(Spatial layout entries)
━━━━━━

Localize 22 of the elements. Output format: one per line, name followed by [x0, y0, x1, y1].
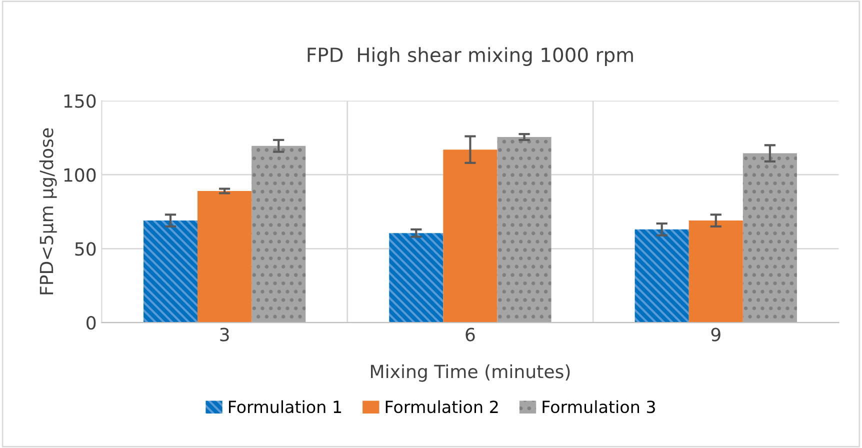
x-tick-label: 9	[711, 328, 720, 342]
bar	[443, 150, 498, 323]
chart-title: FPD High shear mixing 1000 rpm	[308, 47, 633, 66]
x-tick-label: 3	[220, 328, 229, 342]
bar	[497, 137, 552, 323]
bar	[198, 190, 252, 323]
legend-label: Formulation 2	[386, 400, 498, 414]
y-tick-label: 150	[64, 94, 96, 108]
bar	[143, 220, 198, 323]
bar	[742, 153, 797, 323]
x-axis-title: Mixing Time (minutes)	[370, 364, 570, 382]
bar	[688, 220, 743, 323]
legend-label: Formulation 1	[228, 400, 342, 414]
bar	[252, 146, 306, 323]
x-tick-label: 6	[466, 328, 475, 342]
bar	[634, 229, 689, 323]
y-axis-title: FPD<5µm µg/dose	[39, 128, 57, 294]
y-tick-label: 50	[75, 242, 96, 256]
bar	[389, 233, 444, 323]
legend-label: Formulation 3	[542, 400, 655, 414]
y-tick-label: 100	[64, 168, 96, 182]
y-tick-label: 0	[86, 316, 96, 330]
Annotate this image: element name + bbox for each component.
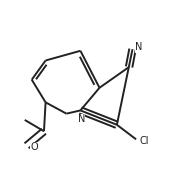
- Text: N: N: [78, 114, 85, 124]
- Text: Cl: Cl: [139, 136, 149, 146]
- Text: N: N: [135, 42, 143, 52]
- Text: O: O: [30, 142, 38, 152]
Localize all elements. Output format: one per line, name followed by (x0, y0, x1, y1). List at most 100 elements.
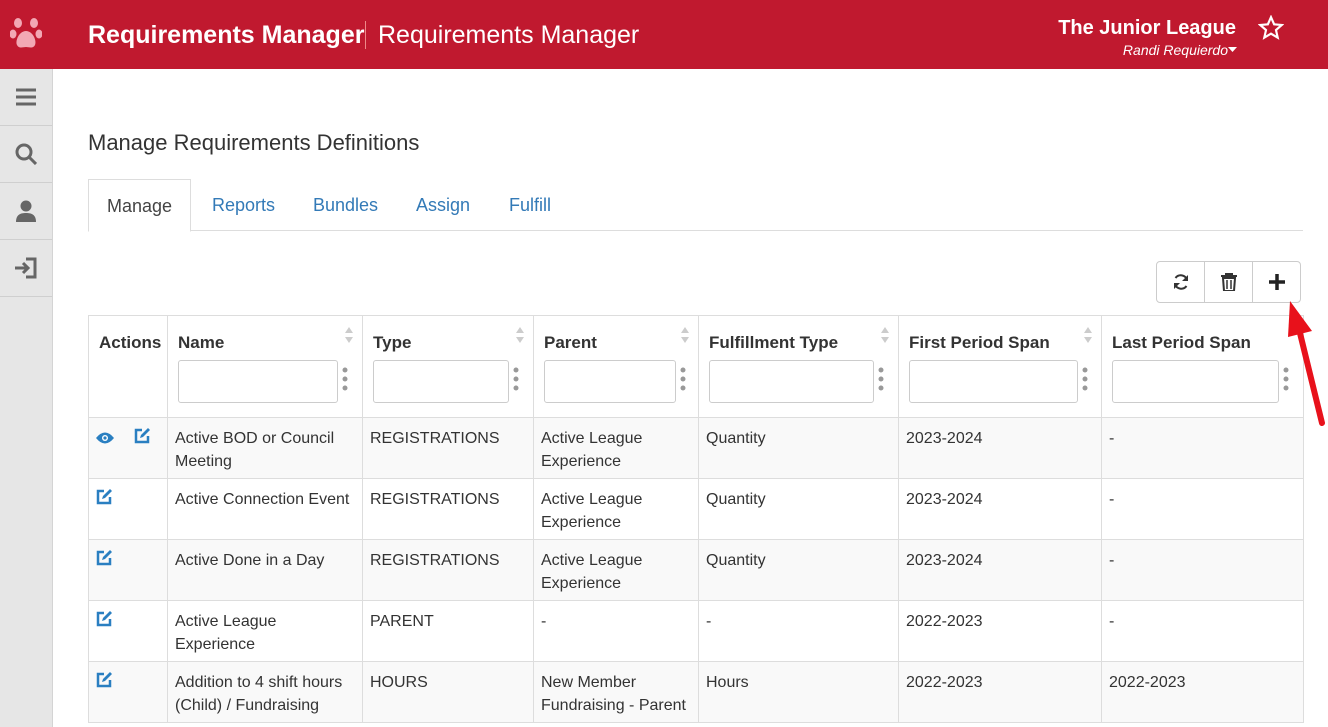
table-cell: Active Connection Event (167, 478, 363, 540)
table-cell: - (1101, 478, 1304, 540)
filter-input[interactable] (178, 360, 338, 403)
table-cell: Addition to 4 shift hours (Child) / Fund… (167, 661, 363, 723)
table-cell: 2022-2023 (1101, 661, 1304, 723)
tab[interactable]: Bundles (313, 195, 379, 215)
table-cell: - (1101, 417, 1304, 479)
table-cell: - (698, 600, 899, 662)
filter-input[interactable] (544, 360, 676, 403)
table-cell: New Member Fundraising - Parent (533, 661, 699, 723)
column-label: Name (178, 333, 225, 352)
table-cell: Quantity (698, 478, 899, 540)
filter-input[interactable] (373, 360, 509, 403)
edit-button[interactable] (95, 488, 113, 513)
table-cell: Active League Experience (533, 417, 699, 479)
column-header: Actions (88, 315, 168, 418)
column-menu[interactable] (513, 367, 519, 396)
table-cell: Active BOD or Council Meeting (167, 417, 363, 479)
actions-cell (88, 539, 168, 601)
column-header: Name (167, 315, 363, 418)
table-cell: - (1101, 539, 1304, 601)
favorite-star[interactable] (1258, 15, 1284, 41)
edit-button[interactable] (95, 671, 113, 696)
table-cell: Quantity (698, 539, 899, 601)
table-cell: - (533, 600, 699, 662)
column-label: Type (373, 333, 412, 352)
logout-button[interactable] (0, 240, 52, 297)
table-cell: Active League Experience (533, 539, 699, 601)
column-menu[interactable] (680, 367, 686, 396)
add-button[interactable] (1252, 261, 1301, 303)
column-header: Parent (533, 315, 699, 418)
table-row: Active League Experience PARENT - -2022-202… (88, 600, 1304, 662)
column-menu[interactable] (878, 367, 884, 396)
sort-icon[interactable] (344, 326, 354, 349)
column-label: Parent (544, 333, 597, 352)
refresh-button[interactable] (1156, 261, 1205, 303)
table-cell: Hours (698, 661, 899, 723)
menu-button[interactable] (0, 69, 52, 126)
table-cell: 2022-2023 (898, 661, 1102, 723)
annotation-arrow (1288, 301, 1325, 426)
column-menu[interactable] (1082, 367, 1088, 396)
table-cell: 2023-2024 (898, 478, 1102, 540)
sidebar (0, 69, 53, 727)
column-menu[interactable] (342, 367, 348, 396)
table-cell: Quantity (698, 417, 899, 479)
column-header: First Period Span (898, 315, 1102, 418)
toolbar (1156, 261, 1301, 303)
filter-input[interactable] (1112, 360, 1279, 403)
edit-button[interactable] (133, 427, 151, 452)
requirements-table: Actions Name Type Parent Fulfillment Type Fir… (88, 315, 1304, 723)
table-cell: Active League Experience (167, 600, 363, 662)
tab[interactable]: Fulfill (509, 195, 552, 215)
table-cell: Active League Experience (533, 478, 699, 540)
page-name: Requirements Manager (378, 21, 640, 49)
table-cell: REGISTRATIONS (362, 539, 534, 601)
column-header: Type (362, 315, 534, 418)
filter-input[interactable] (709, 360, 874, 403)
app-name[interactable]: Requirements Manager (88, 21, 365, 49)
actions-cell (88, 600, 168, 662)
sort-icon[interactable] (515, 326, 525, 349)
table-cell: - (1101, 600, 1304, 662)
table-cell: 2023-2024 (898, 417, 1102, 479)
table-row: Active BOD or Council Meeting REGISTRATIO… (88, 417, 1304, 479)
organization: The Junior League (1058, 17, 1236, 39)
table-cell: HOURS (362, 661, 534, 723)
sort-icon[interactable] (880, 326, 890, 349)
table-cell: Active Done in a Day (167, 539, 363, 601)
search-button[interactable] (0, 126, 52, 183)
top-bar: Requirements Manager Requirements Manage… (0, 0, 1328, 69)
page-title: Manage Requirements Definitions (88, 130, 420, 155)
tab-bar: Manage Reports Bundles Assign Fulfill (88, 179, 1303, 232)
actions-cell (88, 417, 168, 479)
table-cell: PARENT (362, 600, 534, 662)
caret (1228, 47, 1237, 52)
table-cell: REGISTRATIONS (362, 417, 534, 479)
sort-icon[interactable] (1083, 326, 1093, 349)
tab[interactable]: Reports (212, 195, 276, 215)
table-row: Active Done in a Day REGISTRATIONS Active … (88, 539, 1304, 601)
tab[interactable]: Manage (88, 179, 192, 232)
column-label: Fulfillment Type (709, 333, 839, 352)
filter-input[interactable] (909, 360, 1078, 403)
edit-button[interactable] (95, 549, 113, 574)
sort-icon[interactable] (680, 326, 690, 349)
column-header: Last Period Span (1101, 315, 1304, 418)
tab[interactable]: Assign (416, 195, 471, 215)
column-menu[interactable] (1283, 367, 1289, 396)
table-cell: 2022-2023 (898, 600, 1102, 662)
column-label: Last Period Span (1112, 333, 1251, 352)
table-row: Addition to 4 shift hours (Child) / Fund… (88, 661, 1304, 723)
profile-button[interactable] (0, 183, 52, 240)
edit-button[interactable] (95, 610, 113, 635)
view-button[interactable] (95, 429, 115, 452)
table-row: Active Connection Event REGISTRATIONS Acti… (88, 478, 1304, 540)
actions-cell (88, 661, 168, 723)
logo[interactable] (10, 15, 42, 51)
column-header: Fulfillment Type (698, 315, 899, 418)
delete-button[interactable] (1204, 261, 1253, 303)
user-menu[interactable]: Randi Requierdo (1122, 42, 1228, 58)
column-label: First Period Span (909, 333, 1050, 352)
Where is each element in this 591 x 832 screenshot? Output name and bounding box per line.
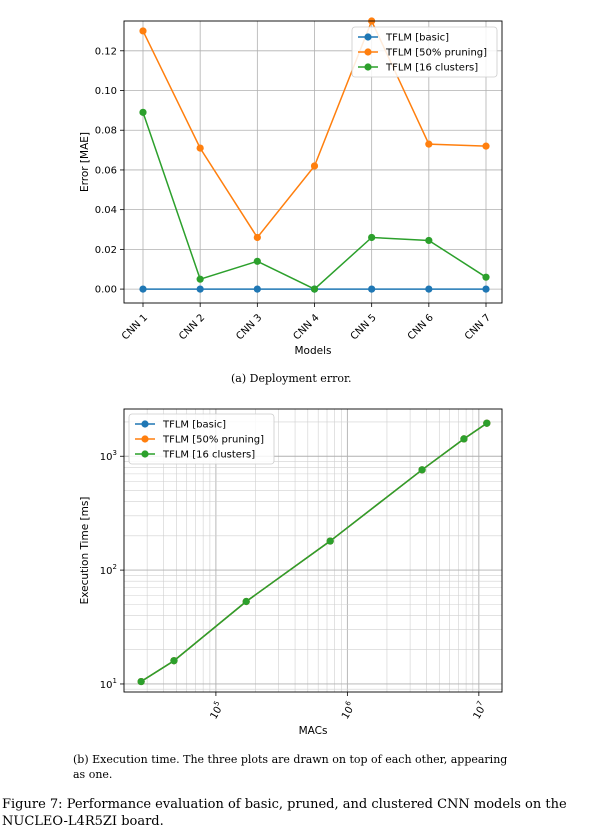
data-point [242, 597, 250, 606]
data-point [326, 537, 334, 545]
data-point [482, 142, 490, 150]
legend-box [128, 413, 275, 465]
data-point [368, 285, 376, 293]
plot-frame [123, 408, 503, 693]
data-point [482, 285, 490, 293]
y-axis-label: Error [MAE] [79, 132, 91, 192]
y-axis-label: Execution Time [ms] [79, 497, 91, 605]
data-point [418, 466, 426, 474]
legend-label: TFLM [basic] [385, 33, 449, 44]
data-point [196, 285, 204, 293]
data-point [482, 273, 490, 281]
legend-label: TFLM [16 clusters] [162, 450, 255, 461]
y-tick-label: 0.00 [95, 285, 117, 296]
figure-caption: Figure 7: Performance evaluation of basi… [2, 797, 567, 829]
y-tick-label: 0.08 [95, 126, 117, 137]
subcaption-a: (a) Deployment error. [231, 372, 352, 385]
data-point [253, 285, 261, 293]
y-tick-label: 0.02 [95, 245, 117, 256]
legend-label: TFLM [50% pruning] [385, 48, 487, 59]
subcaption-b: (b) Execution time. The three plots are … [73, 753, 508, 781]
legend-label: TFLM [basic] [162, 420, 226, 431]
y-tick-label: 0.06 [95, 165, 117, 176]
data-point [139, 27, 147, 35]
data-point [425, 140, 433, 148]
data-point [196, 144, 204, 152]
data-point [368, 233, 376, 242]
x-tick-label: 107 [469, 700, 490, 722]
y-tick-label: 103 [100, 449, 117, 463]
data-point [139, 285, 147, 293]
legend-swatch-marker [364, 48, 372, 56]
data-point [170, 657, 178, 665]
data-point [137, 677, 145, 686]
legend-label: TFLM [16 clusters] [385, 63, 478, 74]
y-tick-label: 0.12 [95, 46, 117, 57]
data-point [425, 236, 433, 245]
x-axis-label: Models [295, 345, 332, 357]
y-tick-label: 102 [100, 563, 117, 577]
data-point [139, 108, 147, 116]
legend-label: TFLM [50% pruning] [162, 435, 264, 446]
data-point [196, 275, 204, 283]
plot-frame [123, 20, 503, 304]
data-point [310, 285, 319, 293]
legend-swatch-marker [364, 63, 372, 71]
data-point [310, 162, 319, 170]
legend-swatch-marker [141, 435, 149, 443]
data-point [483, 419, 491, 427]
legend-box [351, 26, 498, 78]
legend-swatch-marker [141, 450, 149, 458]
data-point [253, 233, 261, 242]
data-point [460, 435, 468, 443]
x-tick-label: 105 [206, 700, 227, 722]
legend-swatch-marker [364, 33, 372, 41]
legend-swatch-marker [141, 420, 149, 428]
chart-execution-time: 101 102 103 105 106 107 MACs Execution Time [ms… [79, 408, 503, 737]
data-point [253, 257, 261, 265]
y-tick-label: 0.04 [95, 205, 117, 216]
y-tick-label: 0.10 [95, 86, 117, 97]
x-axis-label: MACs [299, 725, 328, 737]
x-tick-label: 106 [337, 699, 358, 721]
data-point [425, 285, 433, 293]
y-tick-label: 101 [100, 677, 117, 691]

━━━━━━

■ Exercise: Can you arrange the lines from the one containing "table-cell: Active Connection" through the one containing "column-menu[interactable] (878, 367, 884, 396)", both included, as a JSON list of strings with one string per line and any blank lines omitted?

■ Solution for this exercise:
[
  "table-cell: Active Connection Event (167, 478, 363, 540)",
  "table-cell: - (1101, 478, 1304, 540)",
  "filter-input[interactable] (178, 360, 338, 403)",
  "table-cell: Addition to 4 shift hours (Child) / Fund… (167, 661, 363, 723)",
  "table-cell: 2022-2023 (1101, 661, 1304, 723)",
  "tab[interactable]: Bundles (313, 195, 379, 215)",
  "table-cell: - (1101, 417, 1304, 479)",
  "table-cell: - (698, 600, 899, 662)",
  "filter-input[interactable] (544, 360, 676, 403)",
  "table-cell: New Member Fundraising - Parent (533, 661, 699, 723)",
  "column-label: Name (178, 333, 225, 352)",
  "table-cell: Quantity (698, 478, 899, 540)",
  "filter-input[interactable] (373, 360, 509, 403)",
  "edit-button[interactable] (95, 488, 113, 513)",
  "table-cell: Active League Experience (533, 417, 699, 479)",
  "column-header: Actions (88, 315, 168, 418)",
  "column-menu[interactable] (513, 367, 519, 396)",
  "table-cell: Active BOD or Council Meeting (167, 417, 363, 479)",
  "actions-cell (88, 539, 168, 601)",
  "column-header: Name (167, 315, 363, 418)",
  "table-cell: - (1101, 539, 1304, 601)",
  "favorite-star[interactable] (1258, 15, 1284, 41)",
  "edit-button[interactable] (95, 671, 113, 696)",
  "table-cell: Quantity (698, 539, 899, 601)",
  "table-cell: - (533, 600, 699, 662)",
  "column-label: Type (373, 333, 412, 352)",
  "logout-button[interactable] (0, 240, 52, 297)",
  "table-cell: Active League Experience (533, 539, 699, 601)",
  "column-menu[interactable] (680, 367, 686, 396)",
  "add-button[interactable] (1252, 261, 1301, 303)",
  "column-header: Parent (533, 315, 699, 418)",
  "table-row: Active League Experience PARENT - -2022-202… (88, 600, 1304, 662)",
  "column-menu[interactable] (878, 367, 884, 396)"
]